** 练习目标 **
将列表自第一行起、至包含“y-tick-label: 10 (58, 411, 77, 430)”的那一行止（首尾两行均包括）的各行改写为 Markdown 表格，略去空行，不涉及其余各行。表格设“序号”与“行内容”两列，分别填入行的编号与该行文字。

** 所给列表 **
::::::
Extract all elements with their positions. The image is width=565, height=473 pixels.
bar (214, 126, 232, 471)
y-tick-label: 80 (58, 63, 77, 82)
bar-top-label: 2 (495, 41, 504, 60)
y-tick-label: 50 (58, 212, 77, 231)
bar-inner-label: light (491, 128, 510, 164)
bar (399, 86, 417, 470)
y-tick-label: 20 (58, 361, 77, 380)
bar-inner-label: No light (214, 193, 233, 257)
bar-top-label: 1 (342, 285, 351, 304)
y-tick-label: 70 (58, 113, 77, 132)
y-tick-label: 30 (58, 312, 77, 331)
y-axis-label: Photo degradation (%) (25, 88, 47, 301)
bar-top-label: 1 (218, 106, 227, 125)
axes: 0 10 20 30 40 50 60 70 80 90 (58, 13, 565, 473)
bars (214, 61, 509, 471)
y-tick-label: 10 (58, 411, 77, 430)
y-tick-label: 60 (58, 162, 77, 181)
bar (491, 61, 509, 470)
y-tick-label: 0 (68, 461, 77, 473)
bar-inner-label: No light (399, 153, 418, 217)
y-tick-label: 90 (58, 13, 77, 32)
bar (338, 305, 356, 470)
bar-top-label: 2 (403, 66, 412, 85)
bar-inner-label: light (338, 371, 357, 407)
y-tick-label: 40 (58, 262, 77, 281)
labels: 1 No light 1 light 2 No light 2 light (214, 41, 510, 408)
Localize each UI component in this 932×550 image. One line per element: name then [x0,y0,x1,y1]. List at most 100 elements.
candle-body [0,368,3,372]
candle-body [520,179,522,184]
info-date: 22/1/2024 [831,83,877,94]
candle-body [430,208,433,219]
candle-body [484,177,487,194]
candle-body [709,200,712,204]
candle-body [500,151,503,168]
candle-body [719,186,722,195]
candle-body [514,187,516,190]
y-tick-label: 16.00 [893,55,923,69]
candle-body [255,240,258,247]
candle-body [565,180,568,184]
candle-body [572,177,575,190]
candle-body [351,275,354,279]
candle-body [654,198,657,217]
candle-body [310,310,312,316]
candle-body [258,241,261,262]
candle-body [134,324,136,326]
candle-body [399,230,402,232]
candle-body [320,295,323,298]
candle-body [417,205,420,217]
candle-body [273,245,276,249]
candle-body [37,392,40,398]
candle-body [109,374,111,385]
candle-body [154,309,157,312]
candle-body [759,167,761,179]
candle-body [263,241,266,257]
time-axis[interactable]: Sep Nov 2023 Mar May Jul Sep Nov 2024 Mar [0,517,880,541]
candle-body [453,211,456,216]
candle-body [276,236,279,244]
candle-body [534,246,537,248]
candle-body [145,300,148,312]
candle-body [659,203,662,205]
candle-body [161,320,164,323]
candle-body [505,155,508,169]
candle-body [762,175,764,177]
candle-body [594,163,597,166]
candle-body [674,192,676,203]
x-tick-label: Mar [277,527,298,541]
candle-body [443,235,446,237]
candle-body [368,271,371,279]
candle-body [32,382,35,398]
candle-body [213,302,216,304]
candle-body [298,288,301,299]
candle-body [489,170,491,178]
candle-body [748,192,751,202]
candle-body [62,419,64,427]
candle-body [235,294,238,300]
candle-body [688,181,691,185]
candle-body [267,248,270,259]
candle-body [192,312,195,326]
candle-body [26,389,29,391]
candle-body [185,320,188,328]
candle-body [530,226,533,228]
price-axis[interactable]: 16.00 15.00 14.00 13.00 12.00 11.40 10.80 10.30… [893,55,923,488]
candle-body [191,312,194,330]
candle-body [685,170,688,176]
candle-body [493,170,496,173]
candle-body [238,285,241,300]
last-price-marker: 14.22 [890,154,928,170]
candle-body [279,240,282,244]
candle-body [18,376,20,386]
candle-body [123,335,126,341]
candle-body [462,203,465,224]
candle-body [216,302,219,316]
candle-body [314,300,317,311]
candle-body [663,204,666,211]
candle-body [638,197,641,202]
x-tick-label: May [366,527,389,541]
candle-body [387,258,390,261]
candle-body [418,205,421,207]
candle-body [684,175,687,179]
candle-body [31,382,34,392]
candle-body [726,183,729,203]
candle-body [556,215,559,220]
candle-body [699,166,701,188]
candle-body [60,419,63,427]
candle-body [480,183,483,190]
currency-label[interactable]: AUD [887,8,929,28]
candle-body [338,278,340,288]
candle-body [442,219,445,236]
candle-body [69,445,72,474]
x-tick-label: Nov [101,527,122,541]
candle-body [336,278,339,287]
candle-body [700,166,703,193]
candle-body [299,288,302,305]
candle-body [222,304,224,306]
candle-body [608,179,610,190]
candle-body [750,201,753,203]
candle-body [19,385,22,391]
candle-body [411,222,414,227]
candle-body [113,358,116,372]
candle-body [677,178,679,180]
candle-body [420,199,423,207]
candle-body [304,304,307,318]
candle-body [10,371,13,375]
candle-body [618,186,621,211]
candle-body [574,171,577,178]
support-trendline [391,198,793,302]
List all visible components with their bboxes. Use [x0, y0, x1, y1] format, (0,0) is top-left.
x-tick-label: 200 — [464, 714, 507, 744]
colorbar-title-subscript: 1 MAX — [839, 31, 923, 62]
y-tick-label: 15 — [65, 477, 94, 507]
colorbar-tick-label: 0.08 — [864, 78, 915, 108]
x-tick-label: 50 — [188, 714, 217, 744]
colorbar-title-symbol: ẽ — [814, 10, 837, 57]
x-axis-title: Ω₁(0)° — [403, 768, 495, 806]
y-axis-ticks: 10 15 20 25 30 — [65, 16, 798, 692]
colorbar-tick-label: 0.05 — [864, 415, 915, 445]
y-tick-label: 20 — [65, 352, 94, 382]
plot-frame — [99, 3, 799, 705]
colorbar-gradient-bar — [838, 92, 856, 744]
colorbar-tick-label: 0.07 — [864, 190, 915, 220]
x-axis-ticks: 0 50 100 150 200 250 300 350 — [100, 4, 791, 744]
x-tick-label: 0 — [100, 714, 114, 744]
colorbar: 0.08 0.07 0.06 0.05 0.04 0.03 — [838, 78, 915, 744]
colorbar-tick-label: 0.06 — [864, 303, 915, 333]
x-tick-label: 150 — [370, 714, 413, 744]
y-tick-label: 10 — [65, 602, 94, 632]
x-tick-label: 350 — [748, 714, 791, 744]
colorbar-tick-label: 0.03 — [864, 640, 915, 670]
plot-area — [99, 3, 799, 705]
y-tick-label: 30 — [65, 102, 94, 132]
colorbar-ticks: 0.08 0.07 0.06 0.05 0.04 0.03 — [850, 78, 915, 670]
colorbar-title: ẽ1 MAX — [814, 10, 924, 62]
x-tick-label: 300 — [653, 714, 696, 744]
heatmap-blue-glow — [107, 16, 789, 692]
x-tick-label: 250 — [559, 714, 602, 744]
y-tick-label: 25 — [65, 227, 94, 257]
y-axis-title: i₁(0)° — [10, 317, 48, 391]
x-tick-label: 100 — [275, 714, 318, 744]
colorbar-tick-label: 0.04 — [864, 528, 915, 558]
::::::
** 本题答案 **
| 序号 | 行内容 |
|---|---|
| 1 | Extract all elements with their positions. The image is width=565, height=473 pixels. |
| 2 | bar (214, 126, 232, 471) |
| 3 | y-tick-label: 80 (58, 63, 77, 82) |
| 4 | bar-top-label: 2 (495, 41, 504, 60) |
| 5 | y-tick-label: 50 (58, 212, 77, 231) |
| 6 | bar-inner-label: light (491, 128, 510, 164) |
| 7 | bar (399, 86, 417, 470) |
| 8 | y-tick-label: 20 (58, 361, 77, 380) |
| 9 | bar-inner-label: No light (214, 193, 233, 257) |
| 10 | bar-top-label: 1 (342, 285, 351, 304) |
| 11 | y-tick-label: 70 (58, 113, 77, 132) |
| 12 | y-tick-label: 30 (58, 312, 77, 331) |
| 13 | y-axis-label: Photo degradation (%) (25, 88, 47, 301) |
| 14 | bar-top-label: 1 (218, 106, 227, 125) |
| 15 | axes: 0 10 20 30 40 50 60 70 80 90 (58, 13, 565, 473) |
| 16 | bars (214, 61, 509, 471) |
| 17 | y-tick-label: 10 (58, 411, 77, 430) |